» Challenge:
Retype the listing that follows, exactly as written.

Data excerpts
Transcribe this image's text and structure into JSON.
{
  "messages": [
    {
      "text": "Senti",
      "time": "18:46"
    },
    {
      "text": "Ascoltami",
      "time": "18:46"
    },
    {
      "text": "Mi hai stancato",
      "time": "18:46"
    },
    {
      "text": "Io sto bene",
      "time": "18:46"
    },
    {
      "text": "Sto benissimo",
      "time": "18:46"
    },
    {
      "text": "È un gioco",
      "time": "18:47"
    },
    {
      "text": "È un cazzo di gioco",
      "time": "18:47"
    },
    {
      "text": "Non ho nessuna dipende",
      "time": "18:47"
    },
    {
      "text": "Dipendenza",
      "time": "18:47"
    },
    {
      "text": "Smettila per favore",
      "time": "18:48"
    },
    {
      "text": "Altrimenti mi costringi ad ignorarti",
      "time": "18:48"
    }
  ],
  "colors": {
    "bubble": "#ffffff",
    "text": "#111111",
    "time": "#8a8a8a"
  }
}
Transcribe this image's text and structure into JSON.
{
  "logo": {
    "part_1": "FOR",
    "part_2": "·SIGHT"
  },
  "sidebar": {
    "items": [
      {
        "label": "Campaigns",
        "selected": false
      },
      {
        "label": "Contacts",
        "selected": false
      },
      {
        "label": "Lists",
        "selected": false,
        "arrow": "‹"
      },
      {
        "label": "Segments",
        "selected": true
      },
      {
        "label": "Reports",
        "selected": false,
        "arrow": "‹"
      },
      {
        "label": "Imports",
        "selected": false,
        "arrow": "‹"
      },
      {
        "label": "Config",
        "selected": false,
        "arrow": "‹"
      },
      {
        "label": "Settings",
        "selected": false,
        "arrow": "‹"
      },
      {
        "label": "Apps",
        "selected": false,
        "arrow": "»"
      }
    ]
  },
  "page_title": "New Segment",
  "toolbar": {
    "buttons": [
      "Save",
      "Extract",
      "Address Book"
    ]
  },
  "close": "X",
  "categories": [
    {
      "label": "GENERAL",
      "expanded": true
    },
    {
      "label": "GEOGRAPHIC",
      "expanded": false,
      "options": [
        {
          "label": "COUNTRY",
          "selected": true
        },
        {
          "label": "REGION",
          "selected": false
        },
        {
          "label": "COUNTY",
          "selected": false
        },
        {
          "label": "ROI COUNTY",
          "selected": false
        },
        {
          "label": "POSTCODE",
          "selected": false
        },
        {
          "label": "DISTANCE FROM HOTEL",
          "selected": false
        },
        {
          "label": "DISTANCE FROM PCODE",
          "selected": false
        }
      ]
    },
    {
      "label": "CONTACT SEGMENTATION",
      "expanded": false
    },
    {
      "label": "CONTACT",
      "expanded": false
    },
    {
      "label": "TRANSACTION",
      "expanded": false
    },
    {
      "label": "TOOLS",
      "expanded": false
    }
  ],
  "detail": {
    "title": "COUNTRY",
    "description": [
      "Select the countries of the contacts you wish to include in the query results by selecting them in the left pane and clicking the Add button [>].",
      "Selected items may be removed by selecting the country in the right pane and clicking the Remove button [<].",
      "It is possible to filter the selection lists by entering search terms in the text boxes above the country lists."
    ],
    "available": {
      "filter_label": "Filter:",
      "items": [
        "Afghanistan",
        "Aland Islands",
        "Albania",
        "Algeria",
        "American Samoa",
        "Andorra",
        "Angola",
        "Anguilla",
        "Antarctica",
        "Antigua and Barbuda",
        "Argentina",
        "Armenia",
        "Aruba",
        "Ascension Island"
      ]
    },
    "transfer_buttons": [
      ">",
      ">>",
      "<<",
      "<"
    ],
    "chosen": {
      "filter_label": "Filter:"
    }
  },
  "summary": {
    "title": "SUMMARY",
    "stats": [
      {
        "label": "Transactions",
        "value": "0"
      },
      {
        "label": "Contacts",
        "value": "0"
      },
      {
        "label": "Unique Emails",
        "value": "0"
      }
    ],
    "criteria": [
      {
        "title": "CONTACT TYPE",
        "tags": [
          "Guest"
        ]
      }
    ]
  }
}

» Response to the task:
Transcribe this image's text and structure into JSON.
{
  "messages": [
    {
      "text": "Senti",
      "time": "18:46"
    },
    {
      "text": "Ascoltami",
      "time": "18:46"
    },
    {
      "text": "Mi hai stancato",
      "time": "18:46"
    },
    {
      "text": "Io sto bene",
      "time": "18:46"
    },
    {
      "text": "Sto benissimo",
      "time": "18:46"
    },
    {
      "text": "È un gioco",
      "time": "18:47"
    },
    {
      "text": "È un cazzo di gioco",
      "time": "18:47"
    },
    {
      "text": "Non ho nessuna dipende",
      "time": "18:47"
    },
    {
      "text": "Dipendenza",
      "time": "18:47"
    },
    {
      "text": "Smettila per favore",
      "time": "18:48"
    },
    {
      "text": "Altrimenti mi costringi ad ignorarti",
      "time": "18:48"
    }
  ],
  "colors": {
    "bubble": "#ffffff",
    "text": "#111111",
    "time": "#8a8a8a"
  }
}
Transcribe this image's text and structure into JSON.
{
  "logo": {
    "part_1": "FOR",
    "part_2": "·SIGHT"
  },
  "sidebar": {
    "items": [
      {
        "label": "Campaigns",
        "selected": false
      },
      {
        "label": "Contacts",
        "selected": false
      },
      {
        "label": "Lists",
        "selected": false,
        "arrow": "‹"
      },
      {
        "label": "Segments",
        "selected": true
      },
      {
        "label": "Reports",
        "selected": false,
        "arrow": "‹"
      },
      {
        "label": "Imports",
        "selected": false,
        "arrow": "‹"
      },
      {
        "label": "Config",
        "selected": false,
        "arrow": "‹"
      },
      {
        "label": "Settings",
        "selected": false,
        "arrow": "‹"
      },
      {
        "label": "Apps",
        "selected": false,
        "arrow": "»"
      }
    ]
  },
  "page_title": "New Segment",
  "toolbar": {
    "buttons": [
      "Save",
      "Extract",
      "Address Book"
    ]
  },
  "close": "X",
  "categories": [
    {
      "label": "GENERAL",
      "expanded": true
    },
    {
      "label": "GEOGRAPHIC",
      "expanded": false,
      "options": [
        {
          "label": "COUNTRY",
          "selected": true
        },
        {
          "label": "REGION",
          "selected": false
        },
        {
          "label": "COUNTY",
          "selected": false
        },
        {
          "label": "ROI COUNTY",
          "selected": false
        },
        {
          "label": "POSTCODE",
          "selected": false
        },
        {
          "label": "DISTANCE FROM HOTEL",
          "selected": false
        },
        {
          "label": "DISTANCE FROM PCODE",
          "selected": false
        }
      ]
    },
    {
      "label": "CONTACT SEGMENTATION",
      "expanded": false
    },
    {
      "label": "CONTACT",
      "expanded": false
    },
    {
      "label": "TRANSACTION",
      "expanded": false
    },
    {
      "label": "TOOLS",
      "expanded": false
    }
  ],
  "detail": {
    "title": "COUNTRY",
    "description": [
      "Select the countries of the contacts you wish to include in the query results by selecting them in the left pane and clicking the Add button [>].",
      "Selected items may be removed by selecting the country in the right pane and clicking the Remove button [<].",
      "It is possible to filter the selection lists by entering search terms in the text boxes above the country lists."
    ],
    "available": {
      "filter_label": "Filter:",
      "items": [
        "Afghanistan",
        "Aland Islands",
        "Albania",
        "Algeria",
        "American Samoa",
        "Andorra",
        "Angola",
        "Anguilla",
        "Antarctica",
        "Antigua and Barbuda",
        "Argentina",
        "Armenia",
        "Aruba",
        "Ascension Island"
      ]
    },
    "transfer_buttons": [
      ">",
      ">>",
      "<<",
      "<"
    ],
    "chosen": {
      "filter_label": "Filter:"
    }
  },
  "summary": {
    "title": "SUMMARY",
    "stats": [
      {
        "label": "Transactions",
        "value": "0"
      },
      {
        "label": "Contacts",
        "value": "0"
      },
      {
        "label": "Unique Emails",
        "value": "0"
      }
    ],
    "criteria": [
      {
        "title": "CONTACT TYPE",
        "tags": [
          "Guest"
        ]
      }
    ]
  }
}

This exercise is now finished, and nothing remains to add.